[Data listing]
+++
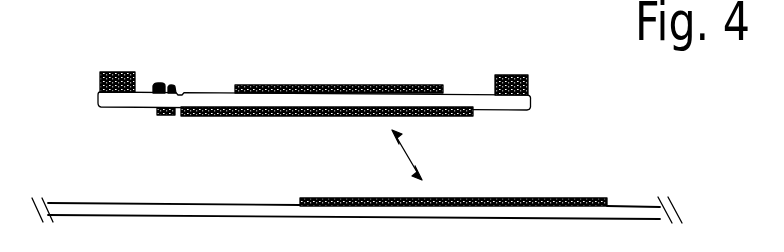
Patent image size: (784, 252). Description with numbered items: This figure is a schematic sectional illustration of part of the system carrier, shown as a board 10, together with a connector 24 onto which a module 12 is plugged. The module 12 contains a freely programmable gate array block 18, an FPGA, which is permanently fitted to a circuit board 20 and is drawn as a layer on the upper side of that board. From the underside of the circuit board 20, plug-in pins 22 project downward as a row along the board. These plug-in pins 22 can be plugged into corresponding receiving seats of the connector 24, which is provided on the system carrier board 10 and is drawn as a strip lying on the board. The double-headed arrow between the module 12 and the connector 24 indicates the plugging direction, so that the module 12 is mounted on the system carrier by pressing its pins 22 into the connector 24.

The system carrier board 10 is at (162, 205).
The module 12 is at (558, 103).
The freely programmable gate array block 18 is at (330, 86).
The circuit board 20 is at (506, 101).
The plug-in pins 22 is at (327, 117).
The connector 24 is at (565, 198).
+++
» **Aim of the exercise**: Copy every row above word for word, leaving out the pictures.

» **Right answer**:
Patent image size: (784, 252). Description with numbered items: This figure is a schematic sectional illustration of part of the system carrier, shown as a board 10, together with a connector 24 onto which a module 12 is plugged. The module 12 contains a freely programmable gate array block 18, an FPGA, which is permanently fitted to a circuit board 20 and is drawn as a layer on the upper side of that board. From the underside of the circuit board 20, plug-in pins 22 project downward as a row along the board. These plug-in pins 22 can be plugged into corresponding receiving seats of the connector 24, which is provided on the system carrier board 10 and is drawn as a strip lying on the board. The double-headed arrow between the module 12 and the connector 24 indicates the plugging direction, so that the module 12 is mounted on the system carrier by pressing its pins 22 into the connector 24.

The system carrier board 10 is at (162, 205).
The module 12 is at (558, 103).
The freely programmable gate array block 18 is at (330, 86).
The circuit board 20 is at (506, 101).
The plug-in pins 22 is at (327, 117).
The connector 24 is at (565, 198).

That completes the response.